====== Dataset records

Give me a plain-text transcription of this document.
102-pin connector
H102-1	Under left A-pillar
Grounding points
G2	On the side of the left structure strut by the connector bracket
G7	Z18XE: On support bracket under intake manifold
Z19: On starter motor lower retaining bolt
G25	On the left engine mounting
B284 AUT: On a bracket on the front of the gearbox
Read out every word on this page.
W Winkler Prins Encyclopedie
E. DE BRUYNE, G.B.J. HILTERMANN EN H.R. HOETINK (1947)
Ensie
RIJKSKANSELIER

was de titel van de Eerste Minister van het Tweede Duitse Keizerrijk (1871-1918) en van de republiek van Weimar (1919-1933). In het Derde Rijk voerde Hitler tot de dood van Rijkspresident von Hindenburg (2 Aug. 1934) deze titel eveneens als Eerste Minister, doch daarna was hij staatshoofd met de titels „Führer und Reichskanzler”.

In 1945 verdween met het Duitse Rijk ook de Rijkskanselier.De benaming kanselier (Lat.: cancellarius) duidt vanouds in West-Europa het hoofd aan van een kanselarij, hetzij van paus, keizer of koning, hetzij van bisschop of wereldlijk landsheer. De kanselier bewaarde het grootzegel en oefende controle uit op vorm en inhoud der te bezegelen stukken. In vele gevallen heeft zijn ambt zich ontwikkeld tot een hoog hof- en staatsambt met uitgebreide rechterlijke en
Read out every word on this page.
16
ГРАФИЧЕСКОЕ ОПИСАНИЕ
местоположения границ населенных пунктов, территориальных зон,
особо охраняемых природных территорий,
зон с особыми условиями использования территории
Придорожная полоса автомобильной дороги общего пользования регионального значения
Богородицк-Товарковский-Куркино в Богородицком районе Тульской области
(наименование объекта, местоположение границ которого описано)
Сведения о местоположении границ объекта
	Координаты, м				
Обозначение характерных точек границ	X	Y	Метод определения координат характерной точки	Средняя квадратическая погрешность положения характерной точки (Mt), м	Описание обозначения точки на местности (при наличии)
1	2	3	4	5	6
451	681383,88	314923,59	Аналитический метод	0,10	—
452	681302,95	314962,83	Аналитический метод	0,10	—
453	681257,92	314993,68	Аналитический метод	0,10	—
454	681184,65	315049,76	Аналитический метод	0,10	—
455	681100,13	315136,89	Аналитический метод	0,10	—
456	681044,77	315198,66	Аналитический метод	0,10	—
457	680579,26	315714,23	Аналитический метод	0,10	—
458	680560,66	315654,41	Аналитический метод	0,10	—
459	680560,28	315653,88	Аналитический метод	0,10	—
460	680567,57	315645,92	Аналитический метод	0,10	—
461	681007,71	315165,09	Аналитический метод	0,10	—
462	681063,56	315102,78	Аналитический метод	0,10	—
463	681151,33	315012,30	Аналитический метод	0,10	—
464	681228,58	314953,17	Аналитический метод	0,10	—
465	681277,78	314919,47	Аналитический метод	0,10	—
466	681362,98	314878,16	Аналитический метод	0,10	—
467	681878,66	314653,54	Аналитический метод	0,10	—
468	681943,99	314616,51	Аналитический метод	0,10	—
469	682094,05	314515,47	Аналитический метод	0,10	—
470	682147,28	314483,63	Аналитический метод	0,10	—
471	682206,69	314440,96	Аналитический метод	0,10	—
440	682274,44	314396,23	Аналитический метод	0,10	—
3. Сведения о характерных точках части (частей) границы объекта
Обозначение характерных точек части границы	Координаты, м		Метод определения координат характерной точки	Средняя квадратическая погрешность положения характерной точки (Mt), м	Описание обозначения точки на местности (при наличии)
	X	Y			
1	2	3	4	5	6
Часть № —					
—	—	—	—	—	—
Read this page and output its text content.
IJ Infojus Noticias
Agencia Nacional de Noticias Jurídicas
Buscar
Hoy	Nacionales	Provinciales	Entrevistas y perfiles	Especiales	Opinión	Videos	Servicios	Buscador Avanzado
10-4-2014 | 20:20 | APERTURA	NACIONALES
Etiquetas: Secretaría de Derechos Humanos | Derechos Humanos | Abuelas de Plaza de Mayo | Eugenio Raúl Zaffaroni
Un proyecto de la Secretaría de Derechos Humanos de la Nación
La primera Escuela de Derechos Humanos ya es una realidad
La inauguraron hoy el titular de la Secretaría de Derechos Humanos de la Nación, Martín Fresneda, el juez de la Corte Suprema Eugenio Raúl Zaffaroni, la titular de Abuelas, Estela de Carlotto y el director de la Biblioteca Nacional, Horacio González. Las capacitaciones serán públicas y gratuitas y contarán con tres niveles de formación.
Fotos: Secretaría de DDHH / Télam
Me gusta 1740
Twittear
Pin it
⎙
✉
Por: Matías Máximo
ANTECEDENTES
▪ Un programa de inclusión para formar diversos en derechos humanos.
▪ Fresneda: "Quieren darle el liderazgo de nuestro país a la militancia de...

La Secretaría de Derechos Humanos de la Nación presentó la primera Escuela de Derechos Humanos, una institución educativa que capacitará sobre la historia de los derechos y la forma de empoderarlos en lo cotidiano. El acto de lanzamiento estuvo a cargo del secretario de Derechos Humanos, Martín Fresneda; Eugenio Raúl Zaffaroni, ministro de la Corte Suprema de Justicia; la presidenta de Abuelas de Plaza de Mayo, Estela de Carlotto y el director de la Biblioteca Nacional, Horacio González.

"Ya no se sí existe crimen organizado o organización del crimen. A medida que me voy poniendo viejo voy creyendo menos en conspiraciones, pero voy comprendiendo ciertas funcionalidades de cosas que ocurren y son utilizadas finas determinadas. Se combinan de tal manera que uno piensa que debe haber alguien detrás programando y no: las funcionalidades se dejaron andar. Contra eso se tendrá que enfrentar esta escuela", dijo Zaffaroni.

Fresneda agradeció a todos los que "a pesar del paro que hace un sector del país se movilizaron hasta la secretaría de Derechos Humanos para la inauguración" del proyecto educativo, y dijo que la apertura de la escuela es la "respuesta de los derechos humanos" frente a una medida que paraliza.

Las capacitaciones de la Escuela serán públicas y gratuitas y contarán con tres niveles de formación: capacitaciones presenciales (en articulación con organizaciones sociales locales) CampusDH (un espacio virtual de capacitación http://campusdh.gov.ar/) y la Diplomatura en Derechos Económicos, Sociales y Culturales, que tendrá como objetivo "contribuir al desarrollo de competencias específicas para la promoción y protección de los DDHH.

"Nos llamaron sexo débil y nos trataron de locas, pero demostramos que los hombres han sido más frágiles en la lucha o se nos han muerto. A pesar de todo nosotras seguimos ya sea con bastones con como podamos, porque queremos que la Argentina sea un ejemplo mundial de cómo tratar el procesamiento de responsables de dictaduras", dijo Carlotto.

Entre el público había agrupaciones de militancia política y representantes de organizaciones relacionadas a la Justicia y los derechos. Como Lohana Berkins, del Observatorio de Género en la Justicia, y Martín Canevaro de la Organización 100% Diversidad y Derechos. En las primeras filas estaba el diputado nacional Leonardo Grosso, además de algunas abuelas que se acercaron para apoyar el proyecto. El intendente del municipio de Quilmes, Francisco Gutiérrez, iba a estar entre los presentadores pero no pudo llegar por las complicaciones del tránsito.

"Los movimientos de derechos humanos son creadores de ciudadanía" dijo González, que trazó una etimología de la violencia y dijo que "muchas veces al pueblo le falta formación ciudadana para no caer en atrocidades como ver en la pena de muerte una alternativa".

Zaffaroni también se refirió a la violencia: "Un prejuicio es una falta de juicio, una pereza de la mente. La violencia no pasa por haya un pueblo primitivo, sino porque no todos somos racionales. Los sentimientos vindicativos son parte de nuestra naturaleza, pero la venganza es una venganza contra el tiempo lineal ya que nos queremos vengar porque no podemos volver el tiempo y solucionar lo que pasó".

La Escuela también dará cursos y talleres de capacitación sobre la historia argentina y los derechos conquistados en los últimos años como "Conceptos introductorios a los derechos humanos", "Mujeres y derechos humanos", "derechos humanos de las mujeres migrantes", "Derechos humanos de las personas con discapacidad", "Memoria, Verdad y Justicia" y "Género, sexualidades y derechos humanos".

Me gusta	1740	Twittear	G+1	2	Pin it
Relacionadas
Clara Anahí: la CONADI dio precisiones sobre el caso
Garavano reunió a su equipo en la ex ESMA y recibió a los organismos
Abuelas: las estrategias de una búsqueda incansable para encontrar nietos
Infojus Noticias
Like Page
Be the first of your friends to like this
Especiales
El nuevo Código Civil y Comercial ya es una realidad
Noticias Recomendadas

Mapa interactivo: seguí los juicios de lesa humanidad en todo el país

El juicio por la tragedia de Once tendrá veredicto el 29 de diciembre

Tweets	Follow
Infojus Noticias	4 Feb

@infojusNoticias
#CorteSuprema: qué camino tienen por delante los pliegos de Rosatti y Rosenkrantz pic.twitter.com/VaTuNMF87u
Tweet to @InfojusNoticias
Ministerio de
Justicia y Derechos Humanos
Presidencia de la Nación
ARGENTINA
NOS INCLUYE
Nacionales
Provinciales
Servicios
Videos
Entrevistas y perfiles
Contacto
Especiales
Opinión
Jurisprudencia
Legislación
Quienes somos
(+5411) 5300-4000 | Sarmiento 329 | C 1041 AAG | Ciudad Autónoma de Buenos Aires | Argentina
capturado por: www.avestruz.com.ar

============

Select the lines that carry the string "connector" and copy them.

The result
102-pin connector
G2	On the side of the left structure strut by the connector bracket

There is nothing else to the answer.